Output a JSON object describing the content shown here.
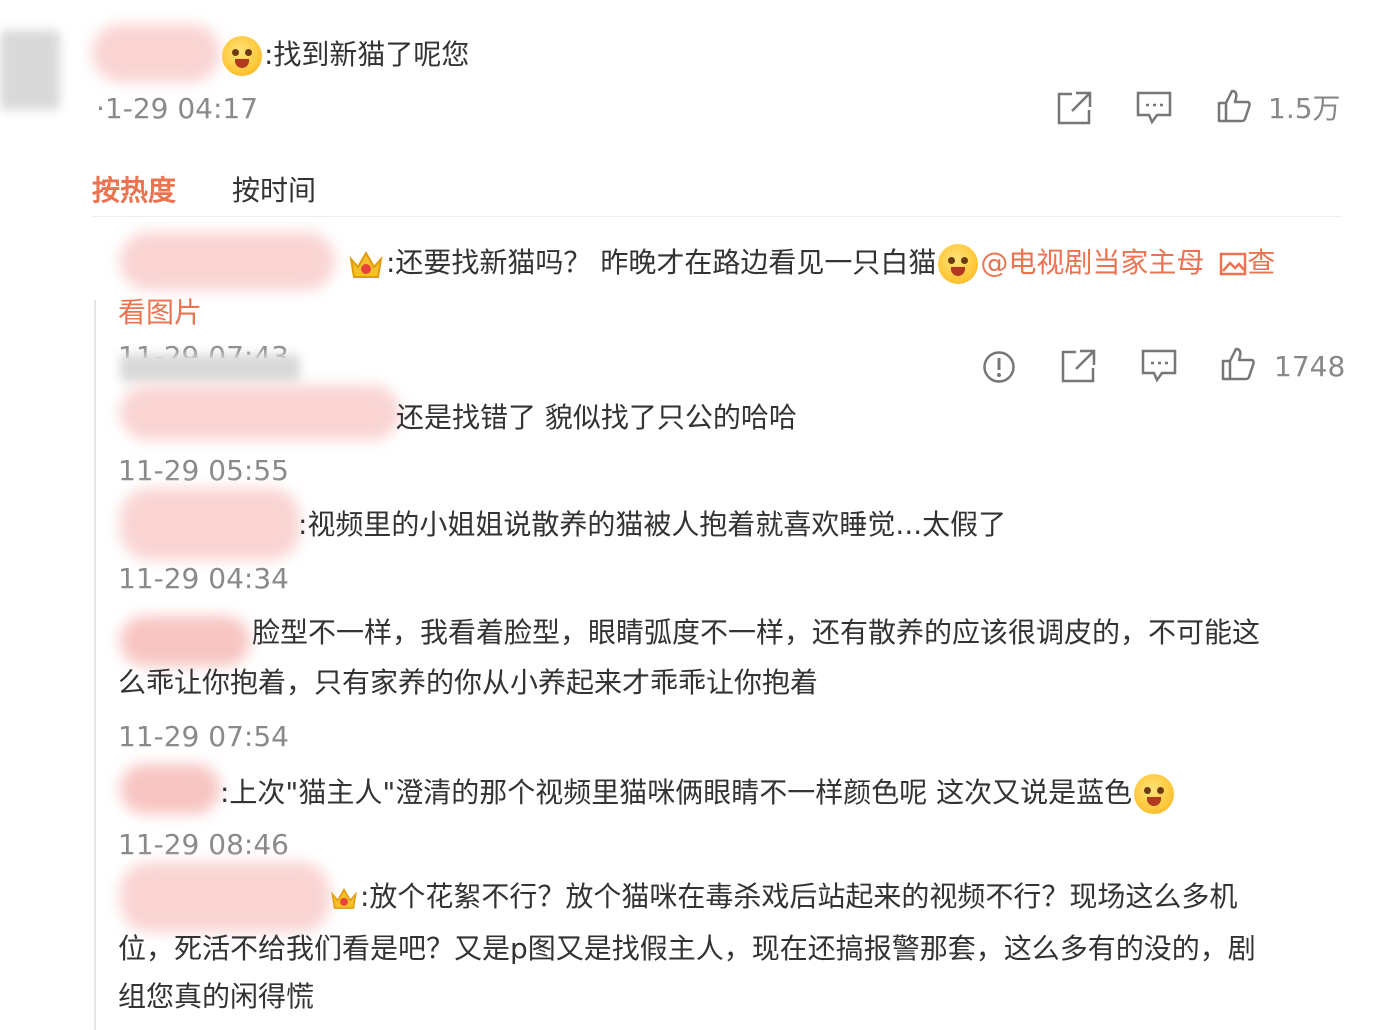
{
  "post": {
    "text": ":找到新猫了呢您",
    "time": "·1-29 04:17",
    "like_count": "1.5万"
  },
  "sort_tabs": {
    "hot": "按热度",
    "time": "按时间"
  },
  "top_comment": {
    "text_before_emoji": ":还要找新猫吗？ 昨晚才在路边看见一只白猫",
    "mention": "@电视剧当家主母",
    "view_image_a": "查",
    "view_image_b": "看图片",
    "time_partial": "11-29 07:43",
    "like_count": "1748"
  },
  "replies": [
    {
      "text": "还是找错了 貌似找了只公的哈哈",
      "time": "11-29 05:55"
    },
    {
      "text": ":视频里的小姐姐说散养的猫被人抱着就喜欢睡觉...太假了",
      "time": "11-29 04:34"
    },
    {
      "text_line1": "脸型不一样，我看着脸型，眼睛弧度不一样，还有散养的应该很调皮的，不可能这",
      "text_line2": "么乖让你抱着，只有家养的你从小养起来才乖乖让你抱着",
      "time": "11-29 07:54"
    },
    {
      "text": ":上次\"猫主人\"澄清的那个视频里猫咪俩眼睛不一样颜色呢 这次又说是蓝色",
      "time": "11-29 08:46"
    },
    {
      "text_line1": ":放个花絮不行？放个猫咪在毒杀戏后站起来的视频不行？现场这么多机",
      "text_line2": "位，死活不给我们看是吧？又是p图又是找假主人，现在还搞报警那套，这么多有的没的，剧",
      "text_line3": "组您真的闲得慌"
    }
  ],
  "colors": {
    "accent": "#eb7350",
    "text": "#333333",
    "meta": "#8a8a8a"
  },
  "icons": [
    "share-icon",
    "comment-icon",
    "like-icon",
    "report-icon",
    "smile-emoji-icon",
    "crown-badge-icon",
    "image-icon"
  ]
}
◆ ◆ ◆ ◆ ◆ ◆ ◆
[What is required]
Print all entries exactly. The images do not belong in the copy.

[Result of this exercise]
Output a JSON object describing the content shown here.
{
  "post": {
    "text": ":找到新猫了呢您",
    "time": "·1-29 04:17",
    "like_count": "1.5万"
  },
  "sort_tabs": {
    "hot": "按热度",
    "time": "按时间"
  },
  "top_comment": {
    "text_before_emoji": ":还要找新猫吗？ 昨晚才在路边看见一只白猫",
    "mention": "@电视剧当家主母",
    "view_image_a": "查",
    "view_image_b": "看图片",
    "time_partial": "11-29 07:43",
    "like_count": "1748"
  },
  "replies": [
    {
      "text": "还是找错了 貌似找了只公的哈哈",
      "time": "11-29 05:55"
    },
    {
      "text": ":视频里的小姐姐说散养的猫被人抱着就喜欢睡觉...太假了",
      "time": "11-29 04:34"
    },
    {
      "text_line1": "脸型不一样，我看着脸型，眼睛弧度不一样，还有散养的应该很调皮的，不可能这",
      "text_line2": "么乖让你抱着，只有家养的你从小养起来才乖乖让你抱着",
      "time": "11-29 07:54"
    },
    {
      "text": ":上次\"猫主人\"澄清的那个视频里猫咪俩眼睛不一样颜色呢 这次又说是蓝色",
      "time": "11-29 08:46"
    },
    {
      "text_line1": ":放个花絮不行？放个猫咪在毒杀戏后站起来的视频不行？现场这么多机",
      "text_line2": "位，死活不给我们看是吧？又是p图又是找假主人，现在还搞报警那套，这么多有的没的，剧",
      "text_line3": "组您真的闲得慌"
    }
  ],
  "colors": {
    "accent": "#eb7350",
    "text": "#333333",
    "meta": "#8a8a8a"
  },
  "icons": [
    "share-icon",
    "comment-icon",
    "like-icon",
    "report-icon",
    "smile-emoji-icon",
    "crown-badge-icon",
    "image-icon"
  ]
}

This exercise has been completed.